→ WHAT TO DO: Copy out the listing in full, exactly as written, but not its pictures.

→ SUPPLIED ENTRIES:
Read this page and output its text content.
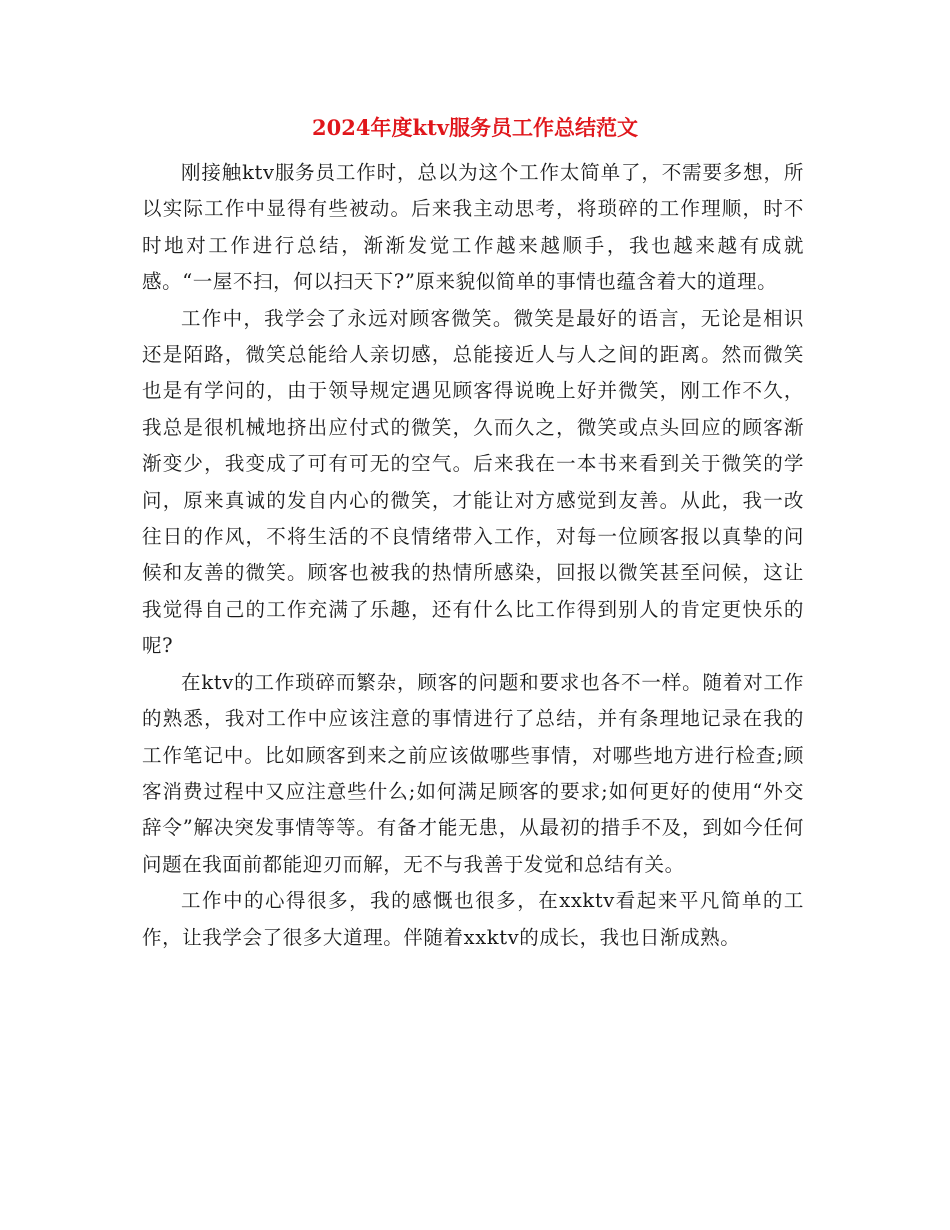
2024年度ktv服务员工作总结范文

刚接触ktv服务员工作时，总以为这个工作太简单了，不需要多想，所以实际工作中显得有些被动。后来我主动思考，将琐碎的工作理顺，时不时地对工作进行总结，渐渐发觉工作越来越顺手，我也越来越有成就感。“一屋不扫，何以扫天下?”原来貌似简单的事情也蕴含着大的道理。

工作中，我学会了永远对顾客微笑。微笑是最好的语言，无论是相识还是陌路，微笑总能给人亲切感，总能接近人与人之间的距离。然而微笑也是有学问的，由于领导规定遇见顾客得说晚上好并微笑，刚工作不久，我总是很机械地挤出应付式的微笑，久而久之，微笑或点头回应的顾客渐渐变少，我变成了可有可无的空气。后来我在一本书来看到关于微笑的学问，原来真诚的发自内心的微笑，才能让对方感觉到友善。从此，我一改往日的作风，不将生活的不良情绪带入工作，对每一位顾客报以真挚的问候和友善的微笑。顾客也被我的热情所感染，回报以微笑甚至问候，这让我觉得自己的工作充满了乐趣，还有什么比工作得到别人的肯定更快乐的呢?

在ktv的工作琐碎而繁杂，顾客的问题和要求也各不一样。随着对工作的熟悉，我对工作中应该注意的事情进行了总结，并有条理地记录在我的工作笔记中。比如顾客到来之前应该做哪些事情，对哪些地方进行检查;顾客消费过程中又应注意些什么;如何满足顾客的要求;如何更好的使用“外交辞令”解决突发事情等等。有备才能无患，从最初的措手不及，到如今任何问题在我面前都能迎刃而解，无不与我善于发觉和总结有关。

工作中的心得很多，我的感慨也很多，在xxktv看起来平凡简单的工作，让我学会了很多大道理。伴随着xxktv的成长，我也日渐成熟。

→ FINISHED EXERCISE:
Read this page and output its text content.
2024年度ktv服务员工作总结范文

刚接触ktv服务员工作时，总以为这个工作太简单了，不需要多想，所以实际工作中显得有些被动。后来我主动思考，将琐碎的工作理顺，时不时地对工作进行总结，渐渐发觉工作越来越顺手，我也越来越有成就感。“一屋不扫，何以扫天下?”原来貌似简单的事情也蕴含着大的道理。

工作中，我学会了永远对顾客微笑。微笑是最好的语言，无论是相识还是陌路，微笑总能给人亲切感，总能接近人与人之间的距离。然而微笑也是有学问的，由于领导规定遇见顾客得说晚上好并微笑，刚工作不久，我总是很机械地挤出应付式的微笑，久而久之，微笑或点头回应的顾客渐渐变少，我变成了可有可无的空气。后来我在一本书来看到关于微笑的学问，原来真诚的发自内心的微笑，才能让对方感觉到友善。从此，我一改往日的作风，不将生活的不良情绪带入工作，对每一位顾客报以真挚的问候和友善的微笑。顾客也被我的热情所感染，回报以微笑甚至问候，这让我觉得自己的工作充满了乐趣，还有什么比工作得到别人的肯定更快乐的呢?

在ktv的工作琐碎而繁杂，顾客的问题和要求也各不一样。随着对工作的熟悉，我对工作中应该注意的事情进行了总结，并有条理地记录在我的工作笔记中。比如顾客到来之前应该做哪些事情，对哪些地方进行检查;顾客消费过程中又应注意些什么;如何满足顾客的要求;如何更好的使用“外交辞令”解决突发事情等等。有备才能无患，从最初的措手不及，到如今任何问题在我面前都能迎刃而解，无不与我善于发觉和总结有关。

工作中的心得很多，我的感慨也很多，在xxktv看起来平凡简单的工作，让我学会了很多大道理。伴随着xxktv的成长，我也日渐成熟。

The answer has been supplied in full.